- **STATED TASK**
Locate each line containing the string "신규교육" and copy it out.

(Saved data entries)
=-=-=-=-=

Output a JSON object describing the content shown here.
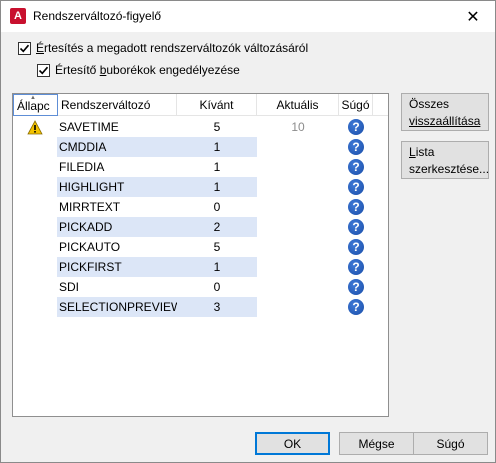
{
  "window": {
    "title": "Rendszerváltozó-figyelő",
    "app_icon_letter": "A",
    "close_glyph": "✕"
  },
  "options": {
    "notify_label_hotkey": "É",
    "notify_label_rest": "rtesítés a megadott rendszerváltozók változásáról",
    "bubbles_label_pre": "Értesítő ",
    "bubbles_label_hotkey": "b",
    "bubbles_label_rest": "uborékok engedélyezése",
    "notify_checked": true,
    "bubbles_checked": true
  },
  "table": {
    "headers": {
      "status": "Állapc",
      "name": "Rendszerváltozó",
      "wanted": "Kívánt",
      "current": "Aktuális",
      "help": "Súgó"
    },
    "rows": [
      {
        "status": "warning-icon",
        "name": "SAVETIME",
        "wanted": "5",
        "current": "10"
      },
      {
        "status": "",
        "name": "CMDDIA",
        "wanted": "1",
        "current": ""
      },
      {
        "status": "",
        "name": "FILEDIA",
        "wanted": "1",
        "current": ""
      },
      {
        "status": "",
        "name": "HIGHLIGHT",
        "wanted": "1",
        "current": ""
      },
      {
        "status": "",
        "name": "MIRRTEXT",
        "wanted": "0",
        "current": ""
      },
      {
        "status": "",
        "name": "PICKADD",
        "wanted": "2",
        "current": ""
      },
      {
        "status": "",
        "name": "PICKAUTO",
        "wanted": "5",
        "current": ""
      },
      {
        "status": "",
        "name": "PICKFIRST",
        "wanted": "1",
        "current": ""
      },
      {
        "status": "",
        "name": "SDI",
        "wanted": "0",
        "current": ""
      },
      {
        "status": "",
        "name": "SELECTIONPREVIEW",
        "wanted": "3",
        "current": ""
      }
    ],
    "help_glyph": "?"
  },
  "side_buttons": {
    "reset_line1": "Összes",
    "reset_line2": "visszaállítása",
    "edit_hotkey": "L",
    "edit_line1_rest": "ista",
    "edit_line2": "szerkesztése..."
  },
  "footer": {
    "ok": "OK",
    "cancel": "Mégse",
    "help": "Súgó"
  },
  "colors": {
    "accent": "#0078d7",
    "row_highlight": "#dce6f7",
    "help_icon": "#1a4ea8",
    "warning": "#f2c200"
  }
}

=-=-=-=-=

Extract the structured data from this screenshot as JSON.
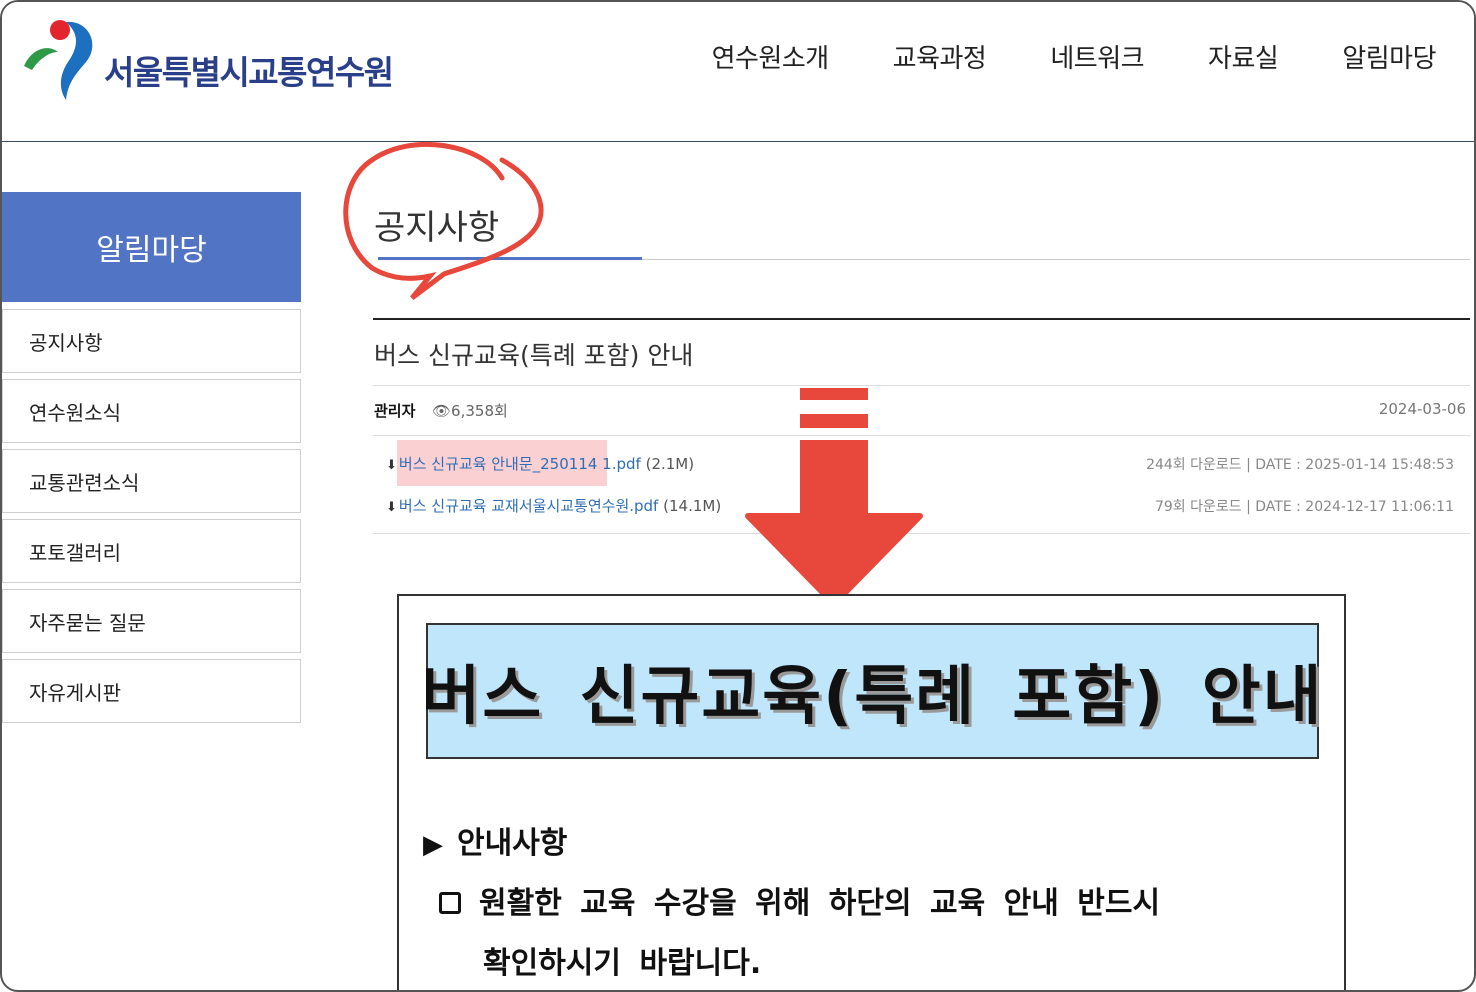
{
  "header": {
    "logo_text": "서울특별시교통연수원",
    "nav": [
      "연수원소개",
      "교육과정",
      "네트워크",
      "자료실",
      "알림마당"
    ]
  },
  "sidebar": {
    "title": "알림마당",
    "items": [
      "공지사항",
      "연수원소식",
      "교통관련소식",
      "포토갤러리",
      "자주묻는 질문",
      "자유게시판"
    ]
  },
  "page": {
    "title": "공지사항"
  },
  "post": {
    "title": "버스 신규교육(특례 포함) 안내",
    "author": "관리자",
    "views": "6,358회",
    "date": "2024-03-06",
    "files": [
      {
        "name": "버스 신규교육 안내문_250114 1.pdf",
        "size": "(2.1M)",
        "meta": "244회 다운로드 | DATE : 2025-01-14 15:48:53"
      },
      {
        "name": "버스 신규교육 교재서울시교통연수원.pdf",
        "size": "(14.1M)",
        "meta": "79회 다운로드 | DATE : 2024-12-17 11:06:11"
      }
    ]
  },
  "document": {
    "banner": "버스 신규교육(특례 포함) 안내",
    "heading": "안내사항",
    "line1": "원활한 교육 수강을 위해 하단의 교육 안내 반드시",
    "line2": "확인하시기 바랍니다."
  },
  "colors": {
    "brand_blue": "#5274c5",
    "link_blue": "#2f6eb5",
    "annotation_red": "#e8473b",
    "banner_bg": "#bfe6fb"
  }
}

=-=-=-=-=

- **TASK RESPONSE**
    "title": "버스 신규교육(특례 포함) 안내",
        "name": "버스 신규교육 안내문_250114 1.pdf",
        "name": "버스 신규교육 교재서울시교통연수원.pdf",
    "banner": "버스 신규교육(특례 포함) 안내",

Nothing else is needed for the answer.